──────── Data ────────
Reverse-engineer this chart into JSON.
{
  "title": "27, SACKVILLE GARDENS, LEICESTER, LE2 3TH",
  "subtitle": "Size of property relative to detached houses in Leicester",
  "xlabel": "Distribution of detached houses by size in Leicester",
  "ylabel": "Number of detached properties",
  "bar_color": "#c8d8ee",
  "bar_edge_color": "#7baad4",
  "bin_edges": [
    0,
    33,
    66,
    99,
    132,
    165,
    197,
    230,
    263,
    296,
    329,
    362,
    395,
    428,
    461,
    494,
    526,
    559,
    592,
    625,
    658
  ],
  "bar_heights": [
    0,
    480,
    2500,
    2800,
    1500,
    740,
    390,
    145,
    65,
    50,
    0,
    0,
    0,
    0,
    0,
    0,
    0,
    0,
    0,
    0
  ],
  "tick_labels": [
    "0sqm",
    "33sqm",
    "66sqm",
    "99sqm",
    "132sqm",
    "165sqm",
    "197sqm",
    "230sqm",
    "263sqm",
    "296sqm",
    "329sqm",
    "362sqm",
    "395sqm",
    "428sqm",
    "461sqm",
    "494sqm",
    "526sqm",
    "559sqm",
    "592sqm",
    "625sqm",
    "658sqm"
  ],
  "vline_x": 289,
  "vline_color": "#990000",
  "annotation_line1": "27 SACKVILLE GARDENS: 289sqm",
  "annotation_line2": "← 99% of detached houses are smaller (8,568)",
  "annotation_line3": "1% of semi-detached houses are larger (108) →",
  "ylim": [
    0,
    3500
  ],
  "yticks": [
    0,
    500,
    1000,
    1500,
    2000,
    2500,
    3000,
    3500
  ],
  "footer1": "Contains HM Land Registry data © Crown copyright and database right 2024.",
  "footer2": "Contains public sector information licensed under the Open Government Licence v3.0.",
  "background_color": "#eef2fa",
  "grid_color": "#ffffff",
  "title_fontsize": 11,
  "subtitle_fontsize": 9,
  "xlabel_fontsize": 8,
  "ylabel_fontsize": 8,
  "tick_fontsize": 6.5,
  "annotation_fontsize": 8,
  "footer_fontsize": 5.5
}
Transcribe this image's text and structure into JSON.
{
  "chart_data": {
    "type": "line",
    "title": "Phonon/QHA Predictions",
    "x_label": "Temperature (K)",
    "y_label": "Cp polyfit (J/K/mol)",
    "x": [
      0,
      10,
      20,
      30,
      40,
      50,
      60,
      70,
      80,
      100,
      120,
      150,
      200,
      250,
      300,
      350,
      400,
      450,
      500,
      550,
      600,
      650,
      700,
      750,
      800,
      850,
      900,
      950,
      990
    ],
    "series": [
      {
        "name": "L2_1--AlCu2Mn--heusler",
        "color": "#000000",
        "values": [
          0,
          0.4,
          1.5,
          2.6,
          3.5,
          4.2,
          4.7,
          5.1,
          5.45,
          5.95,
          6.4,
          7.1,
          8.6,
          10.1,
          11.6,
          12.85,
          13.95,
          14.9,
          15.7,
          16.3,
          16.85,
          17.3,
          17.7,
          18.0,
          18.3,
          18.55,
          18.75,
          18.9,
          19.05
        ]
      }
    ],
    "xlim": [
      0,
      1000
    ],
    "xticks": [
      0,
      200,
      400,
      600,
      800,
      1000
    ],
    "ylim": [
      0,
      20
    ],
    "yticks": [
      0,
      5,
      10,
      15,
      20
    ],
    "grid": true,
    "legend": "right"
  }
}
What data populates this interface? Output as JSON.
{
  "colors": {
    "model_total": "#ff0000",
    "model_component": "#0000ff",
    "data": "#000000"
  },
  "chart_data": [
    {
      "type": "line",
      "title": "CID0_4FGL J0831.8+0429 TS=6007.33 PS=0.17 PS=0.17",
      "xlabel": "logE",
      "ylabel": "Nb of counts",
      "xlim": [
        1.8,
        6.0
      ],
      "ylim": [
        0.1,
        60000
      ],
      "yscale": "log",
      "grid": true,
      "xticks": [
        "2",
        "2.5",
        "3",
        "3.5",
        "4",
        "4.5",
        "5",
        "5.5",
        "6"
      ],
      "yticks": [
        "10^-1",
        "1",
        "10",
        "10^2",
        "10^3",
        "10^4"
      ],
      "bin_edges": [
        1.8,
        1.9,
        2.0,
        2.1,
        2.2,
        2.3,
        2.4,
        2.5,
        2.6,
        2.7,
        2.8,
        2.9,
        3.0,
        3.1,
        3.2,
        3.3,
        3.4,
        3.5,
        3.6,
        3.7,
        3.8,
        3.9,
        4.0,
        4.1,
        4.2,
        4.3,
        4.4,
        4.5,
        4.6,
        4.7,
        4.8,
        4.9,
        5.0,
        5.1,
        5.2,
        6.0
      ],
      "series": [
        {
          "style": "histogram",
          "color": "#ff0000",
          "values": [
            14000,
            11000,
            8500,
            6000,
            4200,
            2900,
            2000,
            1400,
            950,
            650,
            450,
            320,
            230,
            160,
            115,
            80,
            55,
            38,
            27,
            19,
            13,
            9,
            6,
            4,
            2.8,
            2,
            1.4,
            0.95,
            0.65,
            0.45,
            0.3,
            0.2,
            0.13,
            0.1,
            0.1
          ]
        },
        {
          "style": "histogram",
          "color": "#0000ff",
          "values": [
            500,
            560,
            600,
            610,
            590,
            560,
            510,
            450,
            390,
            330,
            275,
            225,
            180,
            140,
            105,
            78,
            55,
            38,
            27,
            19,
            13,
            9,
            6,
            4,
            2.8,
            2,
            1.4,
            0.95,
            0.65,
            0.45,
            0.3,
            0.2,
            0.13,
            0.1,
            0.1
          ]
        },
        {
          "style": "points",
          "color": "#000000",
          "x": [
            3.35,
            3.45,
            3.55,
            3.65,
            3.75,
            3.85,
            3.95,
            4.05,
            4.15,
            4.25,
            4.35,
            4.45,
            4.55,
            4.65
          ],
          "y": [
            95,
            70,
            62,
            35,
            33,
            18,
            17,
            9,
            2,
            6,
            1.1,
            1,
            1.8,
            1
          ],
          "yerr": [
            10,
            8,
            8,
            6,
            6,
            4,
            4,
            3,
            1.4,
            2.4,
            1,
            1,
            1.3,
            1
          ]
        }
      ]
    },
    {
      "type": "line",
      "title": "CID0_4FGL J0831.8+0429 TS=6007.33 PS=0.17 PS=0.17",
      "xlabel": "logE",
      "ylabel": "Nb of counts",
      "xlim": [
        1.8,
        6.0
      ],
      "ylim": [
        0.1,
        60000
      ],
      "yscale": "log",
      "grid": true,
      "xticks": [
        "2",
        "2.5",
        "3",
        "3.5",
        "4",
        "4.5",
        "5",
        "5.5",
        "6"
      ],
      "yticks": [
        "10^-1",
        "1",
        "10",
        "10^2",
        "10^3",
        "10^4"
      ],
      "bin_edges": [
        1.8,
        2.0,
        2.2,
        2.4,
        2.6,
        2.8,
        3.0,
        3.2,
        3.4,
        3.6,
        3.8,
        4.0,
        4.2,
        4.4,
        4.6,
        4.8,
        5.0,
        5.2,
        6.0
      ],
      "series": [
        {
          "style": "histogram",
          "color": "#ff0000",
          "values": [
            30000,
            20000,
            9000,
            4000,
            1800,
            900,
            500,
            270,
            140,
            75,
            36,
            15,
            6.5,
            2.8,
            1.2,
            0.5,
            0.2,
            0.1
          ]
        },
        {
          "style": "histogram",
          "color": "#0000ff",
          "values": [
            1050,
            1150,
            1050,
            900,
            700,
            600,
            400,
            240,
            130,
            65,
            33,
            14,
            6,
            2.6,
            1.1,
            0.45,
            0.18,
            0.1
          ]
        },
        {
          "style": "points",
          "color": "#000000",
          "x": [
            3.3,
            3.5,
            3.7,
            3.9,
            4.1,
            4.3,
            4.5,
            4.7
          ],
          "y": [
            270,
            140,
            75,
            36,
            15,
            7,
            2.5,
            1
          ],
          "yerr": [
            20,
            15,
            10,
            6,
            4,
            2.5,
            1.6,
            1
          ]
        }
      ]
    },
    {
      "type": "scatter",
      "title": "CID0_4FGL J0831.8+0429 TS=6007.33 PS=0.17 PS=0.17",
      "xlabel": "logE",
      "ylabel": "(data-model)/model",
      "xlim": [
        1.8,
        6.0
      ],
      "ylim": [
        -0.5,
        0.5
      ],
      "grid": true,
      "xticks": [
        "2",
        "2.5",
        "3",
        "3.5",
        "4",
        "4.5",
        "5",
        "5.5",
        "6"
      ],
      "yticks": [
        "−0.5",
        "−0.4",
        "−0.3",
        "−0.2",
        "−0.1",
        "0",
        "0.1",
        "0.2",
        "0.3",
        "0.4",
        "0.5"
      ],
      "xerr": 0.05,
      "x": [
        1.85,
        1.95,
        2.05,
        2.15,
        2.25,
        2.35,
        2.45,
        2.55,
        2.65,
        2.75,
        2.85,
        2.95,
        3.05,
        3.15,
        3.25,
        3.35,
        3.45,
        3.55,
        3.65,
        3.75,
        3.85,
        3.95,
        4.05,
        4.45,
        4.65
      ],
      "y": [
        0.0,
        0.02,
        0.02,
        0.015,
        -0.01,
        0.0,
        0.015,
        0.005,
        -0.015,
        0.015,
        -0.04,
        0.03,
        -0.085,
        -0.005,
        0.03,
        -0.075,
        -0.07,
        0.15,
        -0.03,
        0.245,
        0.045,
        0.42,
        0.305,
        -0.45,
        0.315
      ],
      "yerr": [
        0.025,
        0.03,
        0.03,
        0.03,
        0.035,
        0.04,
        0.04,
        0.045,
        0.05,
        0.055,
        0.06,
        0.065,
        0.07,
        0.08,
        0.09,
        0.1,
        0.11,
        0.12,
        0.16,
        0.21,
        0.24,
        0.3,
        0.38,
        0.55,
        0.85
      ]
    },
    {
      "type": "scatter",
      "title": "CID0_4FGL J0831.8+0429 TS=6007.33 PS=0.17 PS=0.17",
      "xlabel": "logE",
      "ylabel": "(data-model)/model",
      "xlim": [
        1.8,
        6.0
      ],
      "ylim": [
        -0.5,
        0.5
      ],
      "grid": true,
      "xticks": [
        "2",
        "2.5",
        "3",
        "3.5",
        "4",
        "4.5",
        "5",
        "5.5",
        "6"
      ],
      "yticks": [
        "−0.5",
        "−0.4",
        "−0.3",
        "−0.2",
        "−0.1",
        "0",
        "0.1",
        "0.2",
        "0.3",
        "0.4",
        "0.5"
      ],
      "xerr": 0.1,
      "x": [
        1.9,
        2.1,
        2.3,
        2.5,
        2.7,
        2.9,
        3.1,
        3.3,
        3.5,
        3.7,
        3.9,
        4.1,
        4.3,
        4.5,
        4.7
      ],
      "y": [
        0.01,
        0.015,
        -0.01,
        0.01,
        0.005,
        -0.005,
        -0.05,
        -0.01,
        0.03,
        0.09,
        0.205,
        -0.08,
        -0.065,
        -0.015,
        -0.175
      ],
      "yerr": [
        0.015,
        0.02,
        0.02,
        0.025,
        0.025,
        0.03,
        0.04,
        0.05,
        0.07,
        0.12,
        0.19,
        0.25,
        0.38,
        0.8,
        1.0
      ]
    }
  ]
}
────────
Read the entries above, then pull out the lines that include "detached".

Exercise solution -
  "subtitle": "Size of property relative to detached houses in Leicester",
  "xlabel": "Distribution of detached houses by size in Leicester",
  "ylabel": "Number of detached properties",
  "annotation_line2": "← 99% of detached houses are smaller (8,568)",
  "annotation_line3": "1% of semi-detached houses are larger (108) →",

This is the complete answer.